§ Directions: Please transcribe the records precisely; pictures stay out of your copy.

-- begin Data records --

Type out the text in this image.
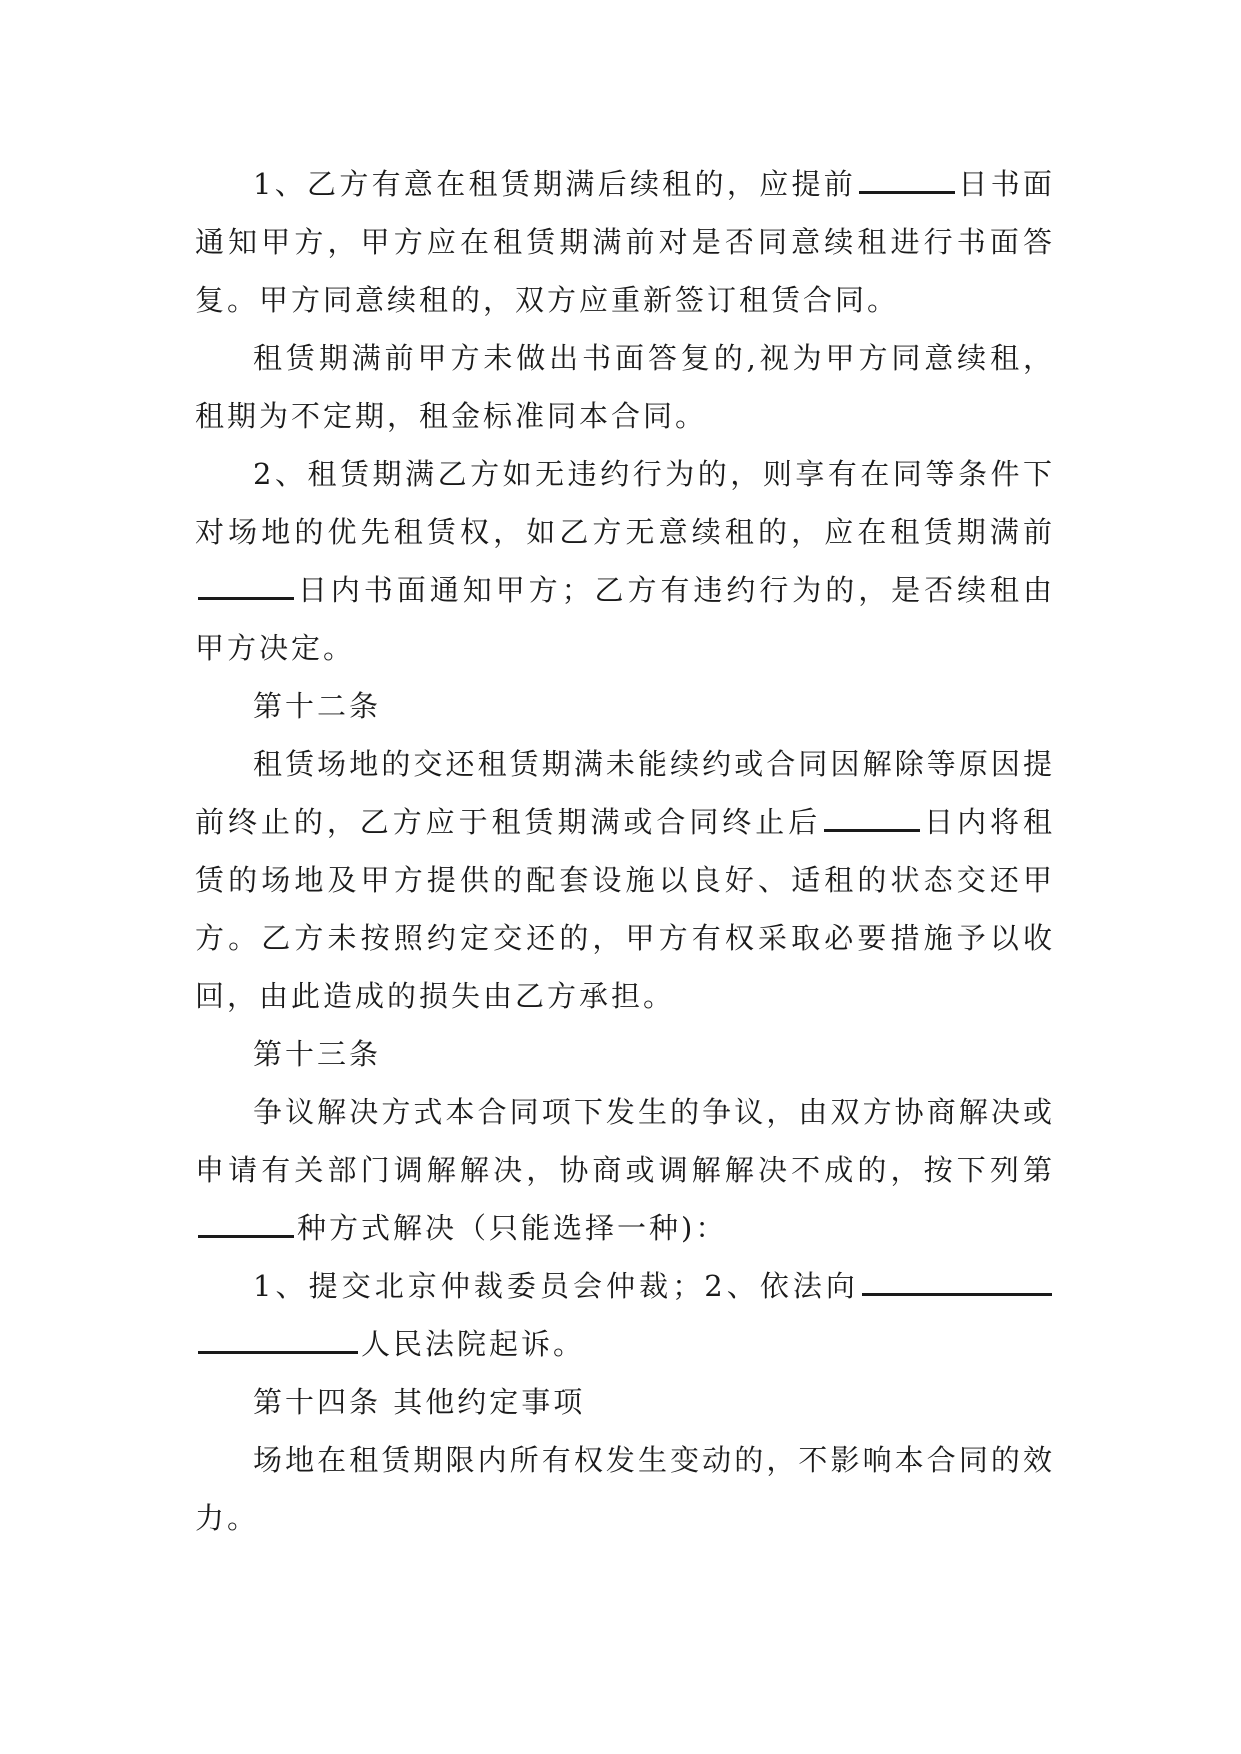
1、乙方有意在租赁期满后续租的，应提前	日书面通知甲方，甲方应在租赁期满前对是否同意续租进行书面答复。甲方同意续租的，双方应重新签订租赁合同。

租赁期满前甲方未做出书面答复的,视为甲方同意续租，租期为不定期，租金标准同本合同。

2、租赁期满乙方如无违约行为的，则享有在同等条件下对场地的优先租赁权，如乙方无意续租的，应在租赁期满前日内书面通知甲方；乙方有违约行为的，是否续租由甲方决定。

第十二条

租赁场地的交还租赁期满未能续约或合同因解除等原因提前终止的，乙方应于租赁期满或合同终止后	日内将租赁的场地及甲方提供的配套设施以良好、适租的状态交还甲方。乙方未按照约定交还的，甲方有权采取必要措施予以收回，由此造成的损失由乙方承担。

第十三条

争议解决方式本合同项下发生的争议，由双方协商解决或申请有关部门调解解决，协商或调解解决不成的，按下列第种方式解决（只能选择一种)：

1、提交北京仲裁委员会仲裁；2、依法向人民法院起诉。

第十四条 其他约定事项

场地在租赁期限内所有权发生变动的，不影响本合同的效力。
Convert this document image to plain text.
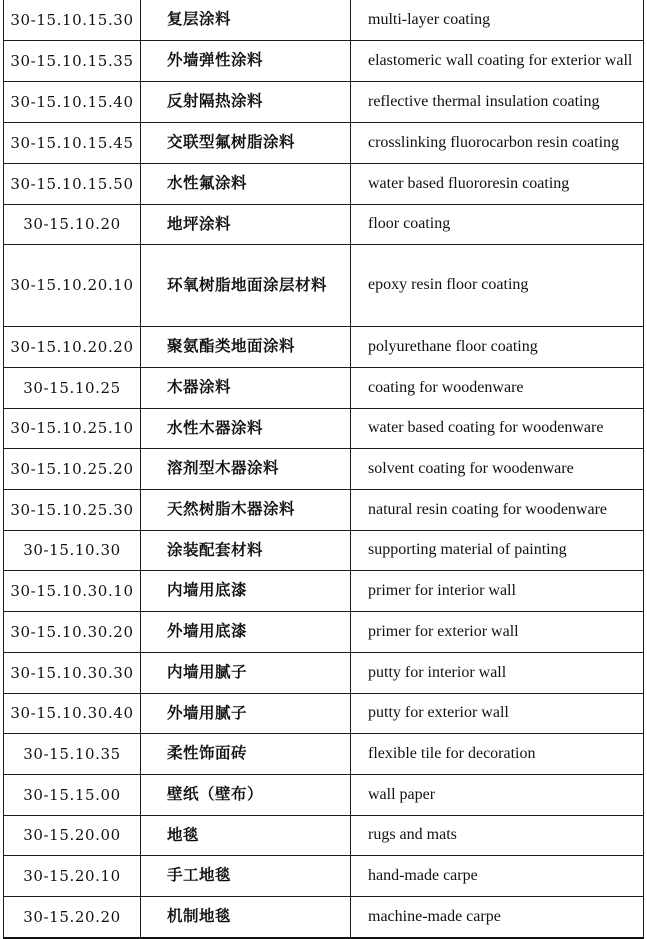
30-15.10.15.30	复层涂料	multi-layer coating
30-15.10.15.35	外墙弹性涂料	elastomeric wall coating for exterior wall
30-15.10.15.40	反射隔热涂料	reflective thermal insulation coating
30-15.10.15.45	交联型氟树脂涂料	crosslinking fluorocarbon resin coating
30-15.10.15.50	水性氟涂料	water based fluororesin coating
30-15.10.20	地坪涂料	floor coating
30-15.10.20.10	环氧树脂地面涂层材料	epoxy resin floor coating
30-15.10.20.20	聚氨酯类地面涂料	polyurethane floor coating
30-15.10.25	木器涂料	coating for woodenware
30-15.10.25.10	水性木器涂料	water based coating for woodenware
30-15.10.25.20	溶剂型木器涂料	solvent coating for woodenware
30-15.10.25.30	天然树脂木器涂料	natural resin coating for woodenware
30-15.10.30	涂装配套材料	supporting material of painting
30-15.10.30.10	内墙用底漆	primer for interior wall
30-15.10.30.20	外墙用底漆	primer for exterior wall
30-15.10.30.30	内墙用腻子	putty for interior wall
30-15.10.30.40	外墙用腻子	putty for exterior wall
30-15.10.35	柔性饰面砖	flexible tile for decoration
30-15.15.00	壁纸（壁布）	wall paper
30-15.20.00	地毯	rugs and mats
30-15.20.10	手工地毯	hand-made carpe
30-15.20.20	机制地毯	machine-made carpe
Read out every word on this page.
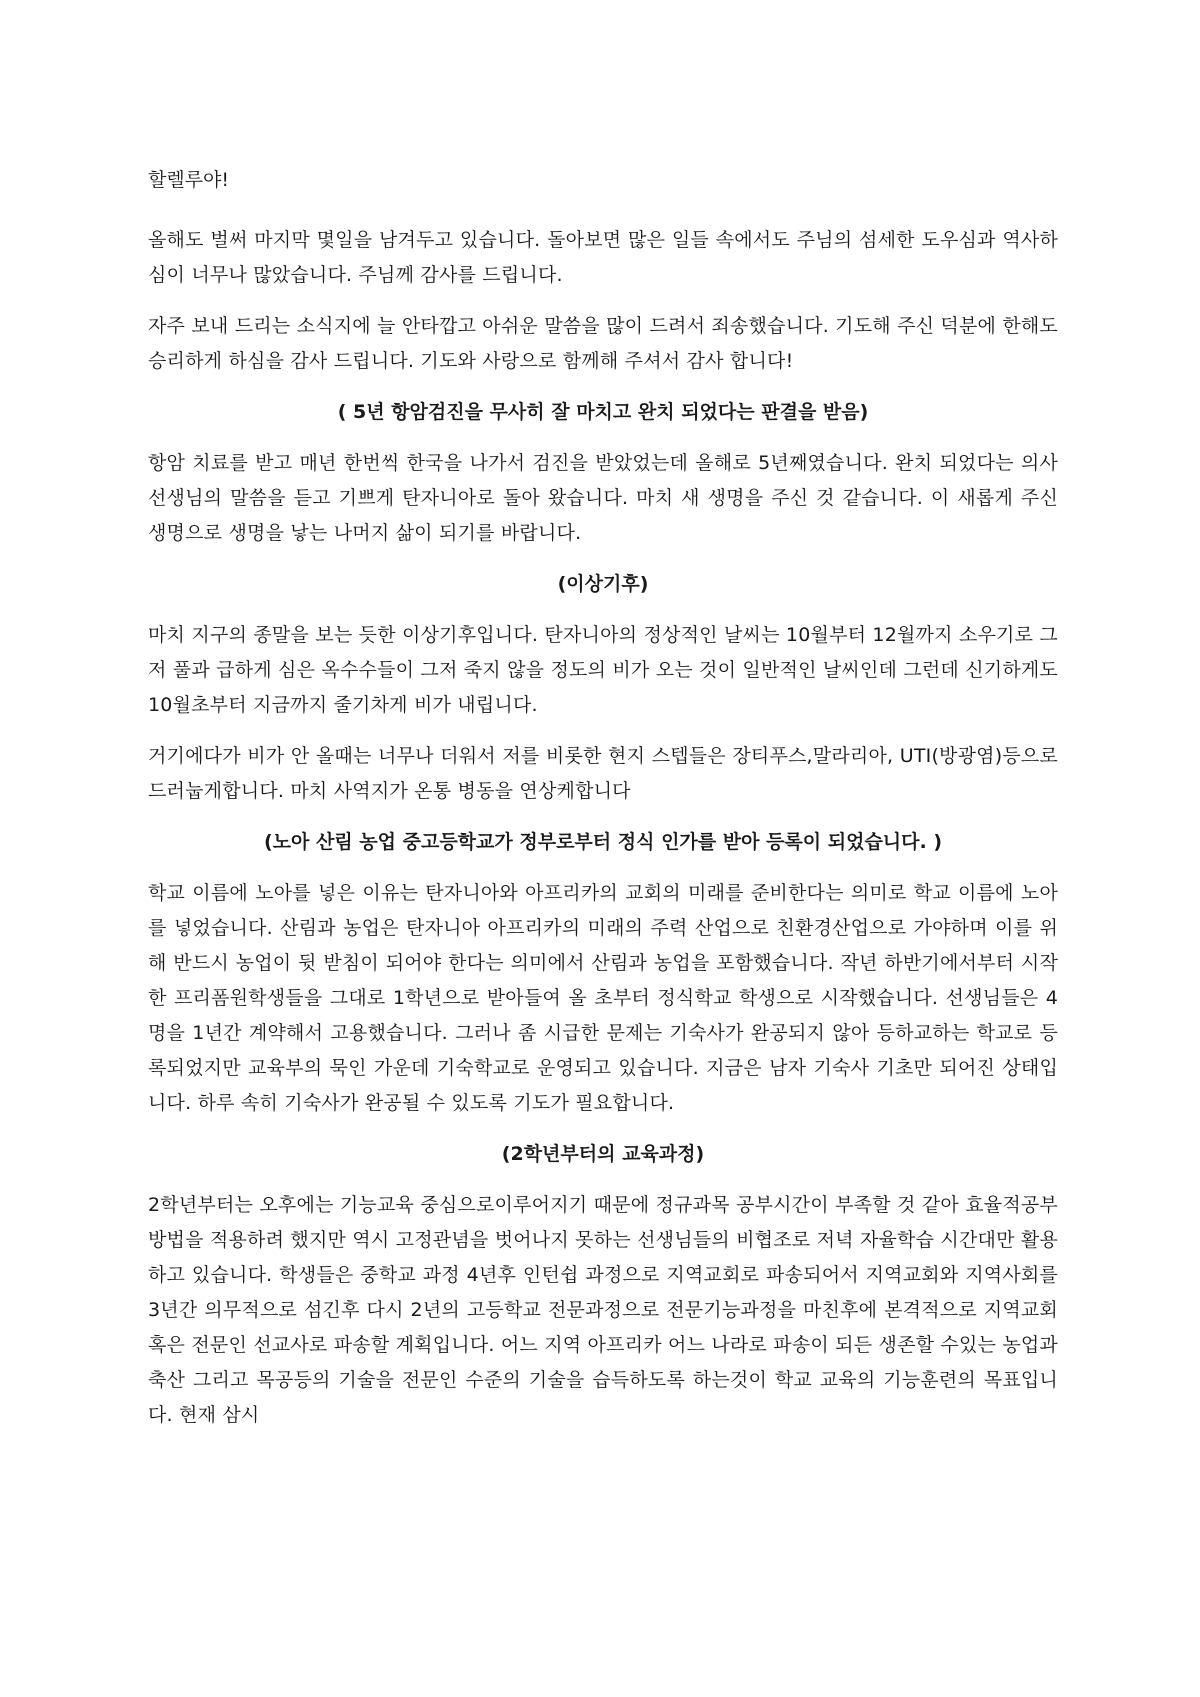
할렐루야!

올해도 벌써 마지막 몇일을 남겨두고 있습니다. 돌아보면 많은 일들 속에서도 주님의 섬세한 도우심과 역사하심이 너무나 많았습니다. 주님께 감사를 드립니다.

자주 보내 드리는 소식지에 늘 안타깝고 아쉬운 말씀을 많이 드려서 죄송했습니다. 기도해 주신 덕분에 한해도 승리하게 하심을 감사 드립니다. 기도와 사랑으로 함께해 주셔서 감사 합니다!

( 5년 항암검진을 무사히 잘 마치고 완치 되었다는 판결을 받음)

항암 치료를 받고 매년 한번씩 한국을 나가서 검진을 받았었는데 올해로 5년째였습니다. 완치 되었다는 의사 선생님의 말씀을 듣고 기쁘게 탄자니아로 돌아 왔습니다. 마치 새 생명을 주신 것 같습니다. 이 새롭게 주신 생명으로 생명을 낳는 나머지 삶이 되기를 바랍니다.

(이상기후)

마치 지구의 종말을 보는 듯한 이상기후입니다. 탄자니아의 정상적인 날씨는 10월부터 12월까지 소우기로 그저 풀과 급하게 심은 옥수수들이 그저 죽지 않을 정도의 비가 오는 것이 일반적인 날씨인데 그런데 신기하게도 10월초부터 지금까지 줄기차게 비가 내립니다.

거기에다가 비가 안 올때는 너무나 더워서 저를 비롯한 현지 스텝들은 장티푸스,말라리아, UTI(방광염)등으로 드러눕게합니다. 마치 사역지가 온통 병동을 연상케합니다

(노아 산림 농업 중고등학교가 정부로부터 정식 인가를 받아 등록이 되었습니다. )

학교 이름에 노아를 넣은 이유는 탄자니아와 아프리카의 교회의 미래를 준비한다는 의미로 학교 이름에 노아를 넣었습니다. 산림과 농업은 탄자니아 아프리카의 미래의 주력 산업으로 친환경산업으로 가야하며 이를 위해 반드시 농업이 뒷 받침이 되어야 한다는 의미에서 산림과 농업을 포함했습니다. 작년 하반기에서부터 시작한 프리폼원학생들을 그대로 1학년으로 받아들여 올 초부터 정식학교 학생으로 시작했습니다. 선생님들은 4명을 1년간 계약해서 고용했습니다. 그러나 좀 시급한 문제는 기숙사가 완공되지 않아 등하교하는 학교로 등록되었지만 교육부의 묵인 가운데 기숙학교로 운영되고 있습니다. 지금은 남자 기숙사 기초만 되어진 상태입니다. 하루 속히 기숙사가 완공될 수 있도록 기도가 필요합니다.

(2학년부터의 교육과정)

2학년부터는 오후에는 기능교육 중심으로이루어지기 때문에 정규과목 공부시간이 부족할 것 같아 효율적공부 방법을 적용하려 했지만 역시 고정관념을 벗어나지 못하는 선생님들의 비협조로 저녁 자율학습 시간대만 활용하고 있습니다. 학생들은 중학교 과정 4년후 인턴쉽 과정으로 지역교회로 파송되어서 지역교회와 지역사회를 3년간 의무적으로 섬긴후 다시 2년의 고등학교 전문과정으로 전문기능과정을 마친후에 본격적으로 지역교회 혹은 전문인 선교사로 파송할 계획입니다. 어느 지역 아프리카 어느 나라로 파송이 되든 생존할 수있는 농업과 축산 그리고 목공등의 기술을 전문인 수준의 기술을 습득하도록 하는것이 학교 교육의 기능훈련의 목표입니다. 현재 삼시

-- end Data records --

§ Solution below:
Type out the text in this image.
1、乙方有意在租赁期满后续租的，应提前	日书面通知甲方，甲方应在租赁期满前对是否同意续租进行书面答复。甲方同意续租的，双方应重新签订租赁合同。

租赁期满前甲方未做出书面答复的,视为甲方同意续租，租期为不定期，租金标准同本合同。

2、租赁期满乙方如无违约行为的，则享有在同等条件下对场地的优先租赁权，如乙方无意续租的，应在租赁期满前日内书面通知甲方；乙方有违约行为的，是否续租由甲方决定。

第十二条

租赁场地的交还租赁期满未能续约或合同因解除等原因提前终止的，乙方应于租赁期满或合同终止后	日内将租赁的场地及甲方提供的配套设施以良好、适租的状态交还甲方。乙方未按照约定交还的，甲方有权采取必要措施予以收回，由此造成的损失由乙方承担。

第十三条

争议解决方式本合同项下发生的争议，由双方协商解决或申请有关部门调解解决，协商或调解解决不成的，按下列第种方式解决（只能选择一种)：

1、提交北京仲裁委员会仲裁；2、依法向人民法院起诉。

第十四条 其他约定事项

场地在租赁期限内所有权发生变动的，不影响本合同的效力。
Convert this document image to plain text.
30-15.10.15.30	复层涂料	multi-layer coating
30-15.10.15.35	外墙弹性涂料	elastomeric wall coating for exterior wall
30-15.10.15.40	反射隔热涂料	reflective thermal insulation coating
30-15.10.15.45	交联型氟树脂涂料	crosslinking fluorocarbon resin coating
30-15.10.15.50	水性氟涂料	water based fluororesin coating
30-15.10.20	地坪涂料	floor coating
30-15.10.20.10	环氧树脂地面涂层材料	epoxy resin floor coating
30-15.10.20.20	聚氨酯类地面涂料	polyurethane floor coating
30-15.10.25	木器涂料	coating for woodenware
30-15.10.25.10	水性木器涂料	water based coating for woodenware
30-15.10.25.20	溶剂型木器涂料	solvent coating for woodenware
30-15.10.25.30	天然树脂木器涂料	natural resin coating for woodenware
30-15.10.30	涂装配套材料	supporting material of painting
30-15.10.30.10	内墙用底漆	primer for interior wall
30-15.10.30.20	外墙用底漆	primer for exterior wall
30-15.10.30.30	内墙用腻子	putty for interior wall
30-15.10.30.40	外墙用腻子	putty for exterior wall
30-15.10.35	柔性饰面砖	flexible tile for decoration
30-15.15.00	壁纸（壁布）	wall paper
30-15.20.00	地毯	rugs and mats
30-15.20.10	手工地毯	hand-made carpe
30-15.20.20	机制地毯	machine-made carpe
Read out every word on this page.
할렐루야!

올해도 벌써 마지막 몇일을 남겨두고 있습니다. 돌아보면 많은 일들 속에서도 주님의 섬세한 도우심과 역사하심이 너무나 많았습니다. 주님께 감사를 드립니다.

자주 보내 드리는 소식지에 늘 안타깝고 아쉬운 말씀을 많이 드려서 죄송했습니다. 기도해 주신 덕분에 한해도 승리하게 하심을 감사 드립니다. 기도와 사랑으로 함께해 주셔서 감사 합니다!

( 5년 항암검진을 무사히 잘 마치고 완치 되었다는 판결을 받음)

항암 치료를 받고 매년 한번씩 한국을 나가서 검진을 받았었는데 올해로 5년째였습니다. 완치 되었다는 의사 선생님의 말씀을 듣고 기쁘게 탄자니아로 돌아 왔습니다. 마치 새 생명을 주신 것 같습니다. 이 새롭게 주신 생명으로 생명을 낳는 나머지 삶이 되기를 바랍니다.

(이상기후)

마치 지구의 종말을 보는 듯한 이상기후입니다. 탄자니아의 정상적인 날씨는 10월부터 12월까지 소우기로 그저 풀과 급하게 심은 옥수수들이 그저 죽지 않을 정도의 비가 오는 것이 일반적인 날씨인데 그런데 신기하게도 10월초부터 지금까지 줄기차게 비가 내립니다.

거기에다가 비가 안 올때는 너무나 더워서 저를 비롯한 현지 스텝들은 장티푸스,말라리아, UTI(방광염)등으로 드러눕게합니다. 마치 사역지가 온통 병동을 연상케합니다

(노아 산림 농업 중고등학교가 정부로부터 정식 인가를 받아 등록이 되었습니다. )

학교 이름에 노아를 넣은 이유는 탄자니아와 아프리카의 교회의 미래를 준비한다는 의미로 학교 이름에 노아를 넣었습니다. 산림과 농업은 탄자니아 아프리카의 미래의 주력 산업으로 친환경산업으로 가야하며 이를 위해 반드시 농업이 뒷 받침이 되어야 한다는 의미에서 산림과 농업을 포함했습니다. 작년 하반기에서부터 시작한 프리폼원학생들을 그대로 1학년으로 받아들여 올 초부터 정식학교 학생으로 시작했습니다. 선생님들은 4명을 1년간 계약해서 고용했습니다. 그러나 좀 시급한 문제는 기숙사가 완공되지 않아 등하교하는 학교로 등록되었지만 교육부의 묵인 가운데 기숙학교로 운영되고 있습니다. 지금은 남자 기숙사 기초만 되어진 상태입니다. 하루 속히 기숙사가 완공될 수 있도록 기도가 필요합니다.

(2학년부터의 교육과정)

2학년부터는 오후에는 기능교육 중심으로이루어지기 때문에 정규과목 공부시간이 부족할 것 같아 효율적공부 방법을 적용하려 했지만 역시 고정관념을 벗어나지 못하는 선생님들의 비협조로 저녁 자율학습 시간대만 활용하고 있습니다. 학생들은 중학교 과정 4년후 인턴쉽 과정으로 지역교회로 파송되어서 지역교회와 지역사회를 3년간 의무적으로 섬긴후 다시 2년의 고등학교 전문과정으로 전문기능과정을 마친후에 본격적으로 지역교회 혹은 전문인 선교사로 파송할 계획입니다. 어느 지역 아프리카 어느 나라로 파송이 되든 생존할 수있는 농업과 축산 그리고 목공등의 기술을 전문인 수준의 기술을 습득하도록 하는것이 학교 교육의 기능훈련의 목표입니다. 현재 삼시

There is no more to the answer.